■ What you will do
Quote the lines exactly, from the start of the records through the line containing "staticText: my_Calculator xyxy=(15,52,90,67)".

■ Entries supplied
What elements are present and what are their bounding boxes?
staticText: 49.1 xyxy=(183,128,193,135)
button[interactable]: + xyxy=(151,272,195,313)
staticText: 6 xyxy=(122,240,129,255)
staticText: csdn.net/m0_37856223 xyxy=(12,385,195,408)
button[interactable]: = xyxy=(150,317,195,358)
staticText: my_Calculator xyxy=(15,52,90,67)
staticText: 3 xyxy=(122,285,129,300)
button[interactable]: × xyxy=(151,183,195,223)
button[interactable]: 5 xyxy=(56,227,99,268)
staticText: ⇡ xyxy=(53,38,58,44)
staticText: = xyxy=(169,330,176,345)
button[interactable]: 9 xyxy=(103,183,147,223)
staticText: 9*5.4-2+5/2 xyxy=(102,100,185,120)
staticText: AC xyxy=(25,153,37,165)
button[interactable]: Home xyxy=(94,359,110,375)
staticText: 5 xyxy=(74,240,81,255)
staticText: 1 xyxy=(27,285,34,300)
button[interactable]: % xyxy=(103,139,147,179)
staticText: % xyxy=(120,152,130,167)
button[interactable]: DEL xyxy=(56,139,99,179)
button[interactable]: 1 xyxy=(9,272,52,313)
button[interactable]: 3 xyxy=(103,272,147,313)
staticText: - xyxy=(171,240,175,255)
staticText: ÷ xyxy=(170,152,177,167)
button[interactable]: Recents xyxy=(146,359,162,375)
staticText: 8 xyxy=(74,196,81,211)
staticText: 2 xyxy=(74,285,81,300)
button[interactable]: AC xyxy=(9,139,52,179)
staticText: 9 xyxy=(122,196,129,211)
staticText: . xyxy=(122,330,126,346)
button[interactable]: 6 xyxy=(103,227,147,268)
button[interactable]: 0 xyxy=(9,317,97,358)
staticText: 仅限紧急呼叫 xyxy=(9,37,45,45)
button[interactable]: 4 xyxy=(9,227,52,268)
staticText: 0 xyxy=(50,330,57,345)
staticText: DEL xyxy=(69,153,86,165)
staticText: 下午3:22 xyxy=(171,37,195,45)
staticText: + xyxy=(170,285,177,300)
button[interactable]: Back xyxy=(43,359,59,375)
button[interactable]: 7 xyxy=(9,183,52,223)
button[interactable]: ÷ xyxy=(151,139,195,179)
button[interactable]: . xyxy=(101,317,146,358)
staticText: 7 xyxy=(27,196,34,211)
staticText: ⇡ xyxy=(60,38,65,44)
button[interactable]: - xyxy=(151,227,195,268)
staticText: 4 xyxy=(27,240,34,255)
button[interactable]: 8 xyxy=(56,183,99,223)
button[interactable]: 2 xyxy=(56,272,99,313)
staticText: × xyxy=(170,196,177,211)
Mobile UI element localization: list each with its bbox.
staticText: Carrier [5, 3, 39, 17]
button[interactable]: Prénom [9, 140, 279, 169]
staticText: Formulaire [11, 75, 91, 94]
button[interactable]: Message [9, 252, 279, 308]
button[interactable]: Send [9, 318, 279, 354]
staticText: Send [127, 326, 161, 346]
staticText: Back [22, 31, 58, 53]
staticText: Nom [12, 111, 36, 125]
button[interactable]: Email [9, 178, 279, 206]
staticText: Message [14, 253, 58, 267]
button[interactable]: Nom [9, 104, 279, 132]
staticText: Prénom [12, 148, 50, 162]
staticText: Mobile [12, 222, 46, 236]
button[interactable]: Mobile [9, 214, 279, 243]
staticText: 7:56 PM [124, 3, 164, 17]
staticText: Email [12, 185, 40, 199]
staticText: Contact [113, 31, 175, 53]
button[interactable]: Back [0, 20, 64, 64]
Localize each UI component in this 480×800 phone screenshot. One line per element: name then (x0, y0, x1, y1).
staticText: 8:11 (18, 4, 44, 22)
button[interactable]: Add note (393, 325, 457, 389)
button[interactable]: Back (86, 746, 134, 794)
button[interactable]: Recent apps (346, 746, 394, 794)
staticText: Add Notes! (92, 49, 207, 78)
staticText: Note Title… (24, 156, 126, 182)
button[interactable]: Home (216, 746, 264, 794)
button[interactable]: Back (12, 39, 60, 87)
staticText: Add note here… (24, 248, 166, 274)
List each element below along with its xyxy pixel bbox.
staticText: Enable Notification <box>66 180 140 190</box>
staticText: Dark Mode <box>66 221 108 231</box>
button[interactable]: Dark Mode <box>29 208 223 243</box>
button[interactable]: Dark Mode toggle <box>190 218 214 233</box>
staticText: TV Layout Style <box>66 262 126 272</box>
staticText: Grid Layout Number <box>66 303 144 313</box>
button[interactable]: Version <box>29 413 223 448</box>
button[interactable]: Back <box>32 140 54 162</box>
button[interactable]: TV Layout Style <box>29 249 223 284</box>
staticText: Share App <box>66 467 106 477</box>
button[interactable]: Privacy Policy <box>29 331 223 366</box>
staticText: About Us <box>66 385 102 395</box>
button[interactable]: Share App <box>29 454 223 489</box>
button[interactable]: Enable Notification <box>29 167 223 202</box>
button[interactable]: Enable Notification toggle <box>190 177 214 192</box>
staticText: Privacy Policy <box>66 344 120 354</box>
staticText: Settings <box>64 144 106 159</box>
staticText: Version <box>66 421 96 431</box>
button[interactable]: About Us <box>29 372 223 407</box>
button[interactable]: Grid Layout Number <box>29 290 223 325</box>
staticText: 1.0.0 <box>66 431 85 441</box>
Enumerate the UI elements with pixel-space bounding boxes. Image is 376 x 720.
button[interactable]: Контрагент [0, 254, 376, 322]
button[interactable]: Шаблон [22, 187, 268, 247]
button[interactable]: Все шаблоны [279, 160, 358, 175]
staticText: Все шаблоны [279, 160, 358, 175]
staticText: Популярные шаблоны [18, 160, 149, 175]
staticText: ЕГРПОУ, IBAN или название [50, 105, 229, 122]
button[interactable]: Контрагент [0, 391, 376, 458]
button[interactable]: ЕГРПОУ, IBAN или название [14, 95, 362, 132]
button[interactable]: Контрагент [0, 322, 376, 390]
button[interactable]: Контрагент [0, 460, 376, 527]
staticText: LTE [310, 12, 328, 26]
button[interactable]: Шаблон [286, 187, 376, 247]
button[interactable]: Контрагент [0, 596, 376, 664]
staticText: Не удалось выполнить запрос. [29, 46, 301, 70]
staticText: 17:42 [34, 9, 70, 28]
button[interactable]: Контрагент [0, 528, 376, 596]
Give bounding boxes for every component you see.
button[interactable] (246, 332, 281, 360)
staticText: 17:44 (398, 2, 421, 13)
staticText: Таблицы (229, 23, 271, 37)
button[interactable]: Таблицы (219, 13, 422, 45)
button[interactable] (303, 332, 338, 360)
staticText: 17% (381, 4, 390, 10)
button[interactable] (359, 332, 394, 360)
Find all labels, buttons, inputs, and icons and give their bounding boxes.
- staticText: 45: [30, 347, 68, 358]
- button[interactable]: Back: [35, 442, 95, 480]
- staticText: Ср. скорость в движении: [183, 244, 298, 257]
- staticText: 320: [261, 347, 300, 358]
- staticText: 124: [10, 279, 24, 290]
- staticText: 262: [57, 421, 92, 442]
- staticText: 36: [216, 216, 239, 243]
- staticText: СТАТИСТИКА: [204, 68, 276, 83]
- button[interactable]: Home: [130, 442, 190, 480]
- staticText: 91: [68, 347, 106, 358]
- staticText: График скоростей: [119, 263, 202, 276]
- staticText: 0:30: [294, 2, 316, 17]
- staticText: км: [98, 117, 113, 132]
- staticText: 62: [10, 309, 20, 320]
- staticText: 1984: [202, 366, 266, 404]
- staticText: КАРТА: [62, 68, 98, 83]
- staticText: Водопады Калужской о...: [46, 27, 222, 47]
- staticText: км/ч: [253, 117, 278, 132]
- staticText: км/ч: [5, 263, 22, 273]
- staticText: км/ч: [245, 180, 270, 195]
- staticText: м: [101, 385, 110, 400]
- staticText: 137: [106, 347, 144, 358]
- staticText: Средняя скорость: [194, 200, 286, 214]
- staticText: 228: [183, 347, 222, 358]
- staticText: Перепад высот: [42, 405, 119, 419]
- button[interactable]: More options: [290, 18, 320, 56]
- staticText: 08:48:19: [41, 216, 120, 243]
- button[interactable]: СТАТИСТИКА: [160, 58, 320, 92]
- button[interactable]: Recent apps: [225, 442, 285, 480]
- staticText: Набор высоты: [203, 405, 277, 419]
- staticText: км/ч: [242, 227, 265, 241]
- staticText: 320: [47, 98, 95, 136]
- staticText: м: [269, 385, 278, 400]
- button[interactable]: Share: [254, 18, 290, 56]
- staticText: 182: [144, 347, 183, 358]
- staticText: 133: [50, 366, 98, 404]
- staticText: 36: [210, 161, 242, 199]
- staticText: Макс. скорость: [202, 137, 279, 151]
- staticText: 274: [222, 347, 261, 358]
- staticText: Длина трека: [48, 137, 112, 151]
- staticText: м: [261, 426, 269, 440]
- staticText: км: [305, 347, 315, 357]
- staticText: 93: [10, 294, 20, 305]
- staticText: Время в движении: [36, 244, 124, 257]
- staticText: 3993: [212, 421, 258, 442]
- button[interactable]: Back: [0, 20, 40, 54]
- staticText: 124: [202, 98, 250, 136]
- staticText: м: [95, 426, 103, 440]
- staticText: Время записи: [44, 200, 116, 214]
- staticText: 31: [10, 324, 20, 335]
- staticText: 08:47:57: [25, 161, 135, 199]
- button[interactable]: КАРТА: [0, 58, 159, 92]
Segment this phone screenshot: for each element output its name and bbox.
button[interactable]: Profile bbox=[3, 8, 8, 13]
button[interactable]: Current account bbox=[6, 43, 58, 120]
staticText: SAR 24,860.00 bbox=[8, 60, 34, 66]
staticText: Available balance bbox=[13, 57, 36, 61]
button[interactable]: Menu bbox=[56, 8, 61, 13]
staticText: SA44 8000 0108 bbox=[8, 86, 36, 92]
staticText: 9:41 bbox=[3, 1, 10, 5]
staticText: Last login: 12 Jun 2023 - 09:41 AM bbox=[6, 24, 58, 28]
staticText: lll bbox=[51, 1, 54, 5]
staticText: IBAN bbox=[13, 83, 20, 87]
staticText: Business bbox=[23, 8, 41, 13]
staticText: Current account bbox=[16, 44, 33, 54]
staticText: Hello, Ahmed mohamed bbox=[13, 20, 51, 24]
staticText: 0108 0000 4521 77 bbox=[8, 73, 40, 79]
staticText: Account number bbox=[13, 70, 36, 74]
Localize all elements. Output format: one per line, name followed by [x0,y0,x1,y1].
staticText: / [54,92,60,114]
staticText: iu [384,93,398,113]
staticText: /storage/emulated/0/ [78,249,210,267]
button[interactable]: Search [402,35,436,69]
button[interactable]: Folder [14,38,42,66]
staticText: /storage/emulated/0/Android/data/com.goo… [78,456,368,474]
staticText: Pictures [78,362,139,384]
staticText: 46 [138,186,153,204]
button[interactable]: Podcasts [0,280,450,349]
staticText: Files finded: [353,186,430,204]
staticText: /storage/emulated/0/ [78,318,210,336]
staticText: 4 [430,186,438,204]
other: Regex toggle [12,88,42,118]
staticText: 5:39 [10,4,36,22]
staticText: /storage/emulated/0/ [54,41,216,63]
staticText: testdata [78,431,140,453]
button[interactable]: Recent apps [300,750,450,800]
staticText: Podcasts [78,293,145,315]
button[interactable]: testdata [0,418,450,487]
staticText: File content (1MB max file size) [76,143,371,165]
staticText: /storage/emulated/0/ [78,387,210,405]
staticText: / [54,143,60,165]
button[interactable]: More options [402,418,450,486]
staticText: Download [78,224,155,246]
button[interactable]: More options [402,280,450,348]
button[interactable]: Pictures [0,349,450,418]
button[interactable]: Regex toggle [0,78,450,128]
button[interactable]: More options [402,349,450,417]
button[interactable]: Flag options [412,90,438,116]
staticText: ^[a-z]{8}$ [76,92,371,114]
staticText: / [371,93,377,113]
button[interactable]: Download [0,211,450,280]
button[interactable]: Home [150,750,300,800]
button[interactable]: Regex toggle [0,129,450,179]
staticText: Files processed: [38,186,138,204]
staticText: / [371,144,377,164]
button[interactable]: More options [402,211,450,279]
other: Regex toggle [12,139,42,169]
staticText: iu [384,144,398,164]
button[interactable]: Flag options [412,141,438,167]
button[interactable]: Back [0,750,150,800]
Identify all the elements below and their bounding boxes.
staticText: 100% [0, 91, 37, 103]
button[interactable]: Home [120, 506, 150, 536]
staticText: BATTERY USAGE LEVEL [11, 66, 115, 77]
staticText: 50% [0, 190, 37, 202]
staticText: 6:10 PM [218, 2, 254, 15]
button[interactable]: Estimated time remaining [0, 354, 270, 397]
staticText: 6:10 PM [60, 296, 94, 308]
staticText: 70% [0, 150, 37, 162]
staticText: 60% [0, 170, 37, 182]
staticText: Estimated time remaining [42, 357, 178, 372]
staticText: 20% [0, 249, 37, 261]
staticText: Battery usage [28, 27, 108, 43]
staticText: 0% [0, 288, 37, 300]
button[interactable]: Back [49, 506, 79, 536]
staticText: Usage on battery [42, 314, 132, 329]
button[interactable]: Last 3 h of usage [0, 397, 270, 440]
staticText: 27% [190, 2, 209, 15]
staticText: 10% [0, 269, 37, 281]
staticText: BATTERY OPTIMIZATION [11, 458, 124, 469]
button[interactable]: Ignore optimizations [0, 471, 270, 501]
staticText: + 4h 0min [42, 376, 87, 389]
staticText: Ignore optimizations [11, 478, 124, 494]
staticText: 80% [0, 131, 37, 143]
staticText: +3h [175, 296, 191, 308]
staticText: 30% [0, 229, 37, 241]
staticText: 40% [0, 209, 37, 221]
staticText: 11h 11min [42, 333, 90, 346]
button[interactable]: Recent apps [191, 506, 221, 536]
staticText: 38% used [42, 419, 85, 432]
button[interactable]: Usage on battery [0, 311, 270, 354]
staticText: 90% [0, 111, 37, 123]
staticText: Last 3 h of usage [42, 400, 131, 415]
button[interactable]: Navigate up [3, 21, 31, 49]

■ Task response
What elements are present and what are their bounding boxes?
staticText: 49.1 xyxy=(183,128,193,135)
button[interactable]: + xyxy=(151,272,195,313)
staticText: 6 xyxy=(122,240,129,255)
staticText: csdn.net/m0_37856223 xyxy=(12,385,195,408)
button[interactable]: = xyxy=(150,317,195,358)
staticText: my_Calculator xyxy=(15,52,90,67)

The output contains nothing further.